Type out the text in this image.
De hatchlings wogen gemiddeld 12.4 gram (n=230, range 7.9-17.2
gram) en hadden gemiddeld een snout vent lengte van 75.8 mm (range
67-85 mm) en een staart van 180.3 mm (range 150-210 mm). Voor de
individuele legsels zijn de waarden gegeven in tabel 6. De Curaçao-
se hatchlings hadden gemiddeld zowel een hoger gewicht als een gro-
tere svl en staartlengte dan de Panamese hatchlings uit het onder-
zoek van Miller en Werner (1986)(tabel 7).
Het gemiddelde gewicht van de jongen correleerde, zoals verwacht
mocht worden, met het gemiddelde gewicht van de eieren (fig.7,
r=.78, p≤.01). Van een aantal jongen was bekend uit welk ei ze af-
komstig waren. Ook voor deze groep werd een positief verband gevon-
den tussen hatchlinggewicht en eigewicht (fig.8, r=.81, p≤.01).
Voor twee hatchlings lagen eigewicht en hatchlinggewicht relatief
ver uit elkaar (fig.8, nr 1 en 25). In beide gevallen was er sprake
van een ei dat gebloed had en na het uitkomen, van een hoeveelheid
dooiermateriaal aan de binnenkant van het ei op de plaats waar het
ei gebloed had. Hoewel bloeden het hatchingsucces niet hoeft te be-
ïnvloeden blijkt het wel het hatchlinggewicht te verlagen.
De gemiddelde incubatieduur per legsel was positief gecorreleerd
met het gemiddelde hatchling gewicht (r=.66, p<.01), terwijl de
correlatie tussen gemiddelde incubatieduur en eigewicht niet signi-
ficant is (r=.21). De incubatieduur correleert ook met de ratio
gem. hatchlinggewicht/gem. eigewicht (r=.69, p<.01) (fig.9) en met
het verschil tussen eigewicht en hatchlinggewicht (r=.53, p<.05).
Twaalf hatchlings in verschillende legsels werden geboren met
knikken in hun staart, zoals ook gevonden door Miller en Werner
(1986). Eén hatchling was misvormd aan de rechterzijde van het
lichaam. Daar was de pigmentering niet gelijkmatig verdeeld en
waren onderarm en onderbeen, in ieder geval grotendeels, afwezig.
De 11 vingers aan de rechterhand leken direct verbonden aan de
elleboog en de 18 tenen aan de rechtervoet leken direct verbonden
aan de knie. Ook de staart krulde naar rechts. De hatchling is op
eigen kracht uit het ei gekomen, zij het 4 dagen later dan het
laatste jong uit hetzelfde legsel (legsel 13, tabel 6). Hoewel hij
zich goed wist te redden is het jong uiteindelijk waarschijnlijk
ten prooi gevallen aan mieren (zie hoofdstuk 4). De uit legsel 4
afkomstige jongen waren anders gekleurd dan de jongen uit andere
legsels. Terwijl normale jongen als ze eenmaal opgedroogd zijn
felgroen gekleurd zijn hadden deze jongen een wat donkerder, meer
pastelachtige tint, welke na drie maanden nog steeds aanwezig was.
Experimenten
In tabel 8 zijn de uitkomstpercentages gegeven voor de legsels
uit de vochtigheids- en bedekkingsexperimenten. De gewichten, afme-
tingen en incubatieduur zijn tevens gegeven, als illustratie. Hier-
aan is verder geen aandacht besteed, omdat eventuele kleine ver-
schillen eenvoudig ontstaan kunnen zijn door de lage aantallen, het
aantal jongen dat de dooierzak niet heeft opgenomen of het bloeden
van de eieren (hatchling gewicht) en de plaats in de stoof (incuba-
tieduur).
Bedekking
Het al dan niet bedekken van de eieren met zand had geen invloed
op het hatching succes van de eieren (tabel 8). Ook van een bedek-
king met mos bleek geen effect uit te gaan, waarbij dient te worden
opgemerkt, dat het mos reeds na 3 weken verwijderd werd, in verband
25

-----

■ **ASSIGNED TASK**
Repeat the listing exactly, leaving nothing out.

■ **EXERCISE RESULT**
Type out the text in this image.
De hatchlings wogen gemiddeld 12.4 gram (n=230, range 7.9-17.2
gram) en hadden gemiddeld een snout vent lengte van 75.8 mm (range
67-85 mm) en een staart van 180.3 mm (range 150-210 mm). Voor de
individuele legsels zijn de waarden gegeven in tabel 6. De Curaçao-
se hatchlings hadden gemiddeld zowel een hoger gewicht als een gro-
tere svl en staartlengte dan de Panamese hatchlings uit het onder-
zoek van Miller en Werner (1986)(tabel 7).
Het gemiddelde gewicht van de jongen correleerde, zoals verwacht
mocht worden, met het gemiddelde gewicht van de eieren (fig.7,
r=.78, p≤.01). Van een aantal jongen was bekend uit welk ei ze af-
komstig waren. Ook voor deze groep werd een positief verband gevon-
den tussen hatchlinggewicht en eigewicht (fig.8, r=.81, p≤.01).
Voor twee hatchlings lagen eigewicht en hatchlinggewicht relatief
ver uit elkaar (fig.8, nr 1 en 25). In beide gevallen was er sprake
van een ei dat gebloed had en na het uitkomen, van een hoeveelheid
dooiermateriaal aan de binnenkant van het ei op de plaats waar het
ei gebloed had. Hoewel bloeden het hatchingsucces niet hoeft te be-
ïnvloeden blijkt het wel het hatchlinggewicht te verlagen.
De gemiddelde incubatieduur per legsel was positief gecorreleerd
met het gemiddelde hatchling gewicht (r=.66, p<.01), terwijl de
correlatie tussen gemiddelde incubatieduur en eigewicht niet signi-
ficant is (r=.21). De incubatieduur correleert ook met de ratio
gem. hatchlinggewicht/gem. eigewicht (r=.69, p<.01) (fig.9) en met
het verschil tussen eigewicht en hatchlinggewicht (r=.53, p<.05).
Twaalf hatchlings in verschillende legsels werden geboren met
knikken in hun staart, zoals ook gevonden door Miller en Werner
(1986). Eén hatchling was misvormd aan de rechterzijde van het
lichaam. Daar was de pigmentering niet gelijkmatig verdeeld en
waren onderarm en onderbeen, in ieder geval grotendeels, afwezig.
De 11 vingers aan de rechterhand leken direct verbonden aan de
elleboog en de 18 tenen aan de rechtervoet leken direct verbonden
aan de knie. Ook de staart krulde naar rechts. De hatchling is op
eigen kracht uit het ei gekomen, zij het 4 dagen later dan het
laatste jong uit hetzelfde legsel (legsel 13, tabel 6). Hoewel hij
zich goed wist te redden is het jong uiteindelijk waarschijnlijk
ten prooi gevallen aan mieren (zie hoofdstuk 4). De uit legsel 4
afkomstige jongen waren anders gekleurd dan de jongen uit andere
legsels. Terwijl normale jongen als ze eenmaal opgedroogd zijn
felgroen gekleurd zijn hadden deze jongen een wat donkerder, meer
pastelachtige tint, welke na drie maanden nog steeds aanwezig was.
Experimenten
In tabel 8 zijn de uitkomstpercentages gegeven voor de legsels
uit de vochtigheids- en bedekkingsexperimenten. De gewichten, afme-
tingen en incubatieduur zijn tevens gegeven, als illustratie. Hier-
aan is verder geen aandacht besteed, omdat eventuele kleine ver-
schillen eenvoudig ontstaan kunnen zijn door de lage aantallen, het
aantal jongen dat de dooierzak niet heeft opgenomen of het bloeden
van de eieren (hatchling gewicht) en de plaats in de stoof (incuba-
tieduur).
Bedekking
Het al dan niet bedekken van de eieren met zand had geen invloed
op het hatching succes van de eieren (tabel 8). Ook van een bedek-
king met mos bleek geen effect uit te gaan, waarbij dient te worden
opgemerkt, dat het mos reeds na 3 weken verwijderd werd, in verband
25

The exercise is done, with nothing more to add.